*Raw data*.
start

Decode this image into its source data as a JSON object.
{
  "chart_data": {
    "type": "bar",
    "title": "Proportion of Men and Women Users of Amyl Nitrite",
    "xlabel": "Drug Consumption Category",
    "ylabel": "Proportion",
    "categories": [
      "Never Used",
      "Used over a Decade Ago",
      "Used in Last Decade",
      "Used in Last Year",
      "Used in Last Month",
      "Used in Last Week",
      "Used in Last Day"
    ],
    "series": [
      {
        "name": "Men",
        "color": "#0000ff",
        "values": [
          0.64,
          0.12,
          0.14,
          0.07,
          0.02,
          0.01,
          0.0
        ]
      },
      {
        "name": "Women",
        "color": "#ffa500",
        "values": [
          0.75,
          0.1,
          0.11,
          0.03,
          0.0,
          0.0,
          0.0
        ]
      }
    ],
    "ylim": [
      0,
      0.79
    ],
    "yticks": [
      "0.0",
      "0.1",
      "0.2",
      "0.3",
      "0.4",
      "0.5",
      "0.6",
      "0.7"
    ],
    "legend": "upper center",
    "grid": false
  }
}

end

*Problem description*.
List the lines of the material in which the word "Decade" occurs.

*Answer to this task*.
      "Used over a Decade Ago",
      "Used in Last Decade",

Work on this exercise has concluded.